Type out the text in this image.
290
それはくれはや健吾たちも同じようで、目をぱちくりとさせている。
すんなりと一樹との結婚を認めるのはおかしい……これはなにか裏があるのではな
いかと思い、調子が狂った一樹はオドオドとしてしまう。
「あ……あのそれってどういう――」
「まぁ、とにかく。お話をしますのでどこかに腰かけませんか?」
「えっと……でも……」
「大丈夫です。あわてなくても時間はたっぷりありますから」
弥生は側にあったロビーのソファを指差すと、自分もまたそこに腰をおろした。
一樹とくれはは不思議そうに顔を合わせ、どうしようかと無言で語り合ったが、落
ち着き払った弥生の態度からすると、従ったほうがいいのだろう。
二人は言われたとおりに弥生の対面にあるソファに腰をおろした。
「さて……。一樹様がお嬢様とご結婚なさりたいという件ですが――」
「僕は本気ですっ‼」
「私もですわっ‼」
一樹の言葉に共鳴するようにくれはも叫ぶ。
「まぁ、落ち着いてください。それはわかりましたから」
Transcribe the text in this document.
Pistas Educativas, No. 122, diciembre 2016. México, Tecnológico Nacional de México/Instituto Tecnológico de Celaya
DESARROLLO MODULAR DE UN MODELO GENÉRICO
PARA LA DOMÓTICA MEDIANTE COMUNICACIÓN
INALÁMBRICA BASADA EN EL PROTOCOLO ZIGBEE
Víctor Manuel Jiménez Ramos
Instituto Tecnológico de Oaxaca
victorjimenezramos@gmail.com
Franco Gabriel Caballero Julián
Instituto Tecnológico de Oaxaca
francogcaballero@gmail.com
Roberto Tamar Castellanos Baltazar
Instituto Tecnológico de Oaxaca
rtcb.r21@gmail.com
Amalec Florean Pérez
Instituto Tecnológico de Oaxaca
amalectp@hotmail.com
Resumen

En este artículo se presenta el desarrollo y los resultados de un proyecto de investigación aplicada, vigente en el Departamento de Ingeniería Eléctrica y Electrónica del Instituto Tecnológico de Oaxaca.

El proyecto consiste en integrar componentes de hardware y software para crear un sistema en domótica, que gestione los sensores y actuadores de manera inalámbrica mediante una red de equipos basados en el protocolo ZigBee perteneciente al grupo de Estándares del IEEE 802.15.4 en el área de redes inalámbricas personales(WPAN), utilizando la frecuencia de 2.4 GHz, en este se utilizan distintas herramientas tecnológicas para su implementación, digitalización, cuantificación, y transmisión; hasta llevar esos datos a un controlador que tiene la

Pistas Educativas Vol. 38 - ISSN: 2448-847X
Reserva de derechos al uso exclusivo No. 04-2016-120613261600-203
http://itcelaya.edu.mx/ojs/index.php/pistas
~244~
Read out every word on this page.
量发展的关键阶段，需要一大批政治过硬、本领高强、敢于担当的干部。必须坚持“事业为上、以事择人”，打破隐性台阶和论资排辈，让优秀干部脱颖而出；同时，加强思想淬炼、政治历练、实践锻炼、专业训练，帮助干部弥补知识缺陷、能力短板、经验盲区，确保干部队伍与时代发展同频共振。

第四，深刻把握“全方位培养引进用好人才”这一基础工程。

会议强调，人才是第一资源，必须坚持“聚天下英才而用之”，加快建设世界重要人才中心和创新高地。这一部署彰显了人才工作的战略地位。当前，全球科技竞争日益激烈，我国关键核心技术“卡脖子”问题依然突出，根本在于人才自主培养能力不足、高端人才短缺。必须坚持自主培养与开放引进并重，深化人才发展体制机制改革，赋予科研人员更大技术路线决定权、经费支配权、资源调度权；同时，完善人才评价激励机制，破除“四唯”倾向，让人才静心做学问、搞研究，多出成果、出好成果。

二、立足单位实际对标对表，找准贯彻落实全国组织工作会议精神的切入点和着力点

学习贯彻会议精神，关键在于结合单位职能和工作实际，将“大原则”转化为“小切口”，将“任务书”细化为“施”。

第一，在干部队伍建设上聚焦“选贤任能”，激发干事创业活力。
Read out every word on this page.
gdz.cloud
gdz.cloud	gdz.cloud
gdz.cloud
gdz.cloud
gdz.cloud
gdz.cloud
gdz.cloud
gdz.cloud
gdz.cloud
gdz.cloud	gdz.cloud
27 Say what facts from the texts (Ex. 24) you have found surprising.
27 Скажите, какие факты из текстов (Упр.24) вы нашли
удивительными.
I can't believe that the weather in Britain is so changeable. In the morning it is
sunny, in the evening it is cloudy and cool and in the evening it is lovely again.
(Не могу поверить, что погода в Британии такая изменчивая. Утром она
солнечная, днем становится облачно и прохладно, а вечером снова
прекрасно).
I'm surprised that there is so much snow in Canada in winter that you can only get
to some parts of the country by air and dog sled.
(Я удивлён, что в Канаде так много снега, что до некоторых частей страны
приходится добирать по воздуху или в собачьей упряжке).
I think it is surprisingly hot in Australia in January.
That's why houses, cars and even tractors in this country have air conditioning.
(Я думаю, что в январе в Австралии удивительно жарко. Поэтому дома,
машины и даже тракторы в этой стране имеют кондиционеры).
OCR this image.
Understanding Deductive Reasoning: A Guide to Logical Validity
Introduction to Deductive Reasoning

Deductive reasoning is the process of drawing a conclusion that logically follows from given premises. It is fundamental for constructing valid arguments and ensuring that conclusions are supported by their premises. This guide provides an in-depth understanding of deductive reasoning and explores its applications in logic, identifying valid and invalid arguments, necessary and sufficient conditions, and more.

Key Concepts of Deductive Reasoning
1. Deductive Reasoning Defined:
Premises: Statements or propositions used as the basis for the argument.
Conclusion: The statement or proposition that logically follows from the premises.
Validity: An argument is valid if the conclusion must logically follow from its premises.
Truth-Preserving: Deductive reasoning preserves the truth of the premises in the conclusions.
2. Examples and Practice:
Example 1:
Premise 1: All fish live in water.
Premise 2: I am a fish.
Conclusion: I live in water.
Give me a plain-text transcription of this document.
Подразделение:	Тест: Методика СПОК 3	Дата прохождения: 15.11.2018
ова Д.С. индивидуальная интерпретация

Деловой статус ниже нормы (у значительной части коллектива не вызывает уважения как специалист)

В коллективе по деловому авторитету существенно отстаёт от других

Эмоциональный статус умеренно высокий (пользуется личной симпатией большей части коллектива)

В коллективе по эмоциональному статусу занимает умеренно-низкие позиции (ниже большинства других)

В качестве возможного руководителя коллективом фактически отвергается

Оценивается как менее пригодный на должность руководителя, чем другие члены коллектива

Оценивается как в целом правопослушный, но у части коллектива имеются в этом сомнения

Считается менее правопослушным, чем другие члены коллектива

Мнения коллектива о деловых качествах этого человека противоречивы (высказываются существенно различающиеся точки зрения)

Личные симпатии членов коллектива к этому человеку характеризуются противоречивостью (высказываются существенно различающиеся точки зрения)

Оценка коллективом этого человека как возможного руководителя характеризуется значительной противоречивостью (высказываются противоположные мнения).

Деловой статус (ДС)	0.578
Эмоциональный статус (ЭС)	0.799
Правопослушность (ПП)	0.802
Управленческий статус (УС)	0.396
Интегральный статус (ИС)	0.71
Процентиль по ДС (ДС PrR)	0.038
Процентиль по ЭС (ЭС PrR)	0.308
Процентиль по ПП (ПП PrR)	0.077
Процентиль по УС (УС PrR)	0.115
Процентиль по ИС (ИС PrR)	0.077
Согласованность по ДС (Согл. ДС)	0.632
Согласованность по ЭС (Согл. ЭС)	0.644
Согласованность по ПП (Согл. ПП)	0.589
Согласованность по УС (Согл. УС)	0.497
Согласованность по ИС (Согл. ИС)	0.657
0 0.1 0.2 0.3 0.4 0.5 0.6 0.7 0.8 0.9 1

*Request*: Copy out each line of the material that holds the word "Deductive".

*Answer to this exercise*:
Understanding Deductive Reasoning: A Guide to Logical Validity
Introduction to Deductive Reasoning
Deductive reasoning is the process of drawing a conclusion that logically follows from given premises. It is fundamental for constructing valid arguments and ensuring that conclusions are supported by their premises. This guide provides an in-depth understanding of deductive reasoning and explores its applications in logic, identifying valid and invalid arguments, necessary and sufficient conditions, and more.
Key Concepts of Deductive Reasoning
1. Deductive Reasoning Defined:
Truth-Preserving: Deductive reasoning preserves the truth of the premises in the conclusions.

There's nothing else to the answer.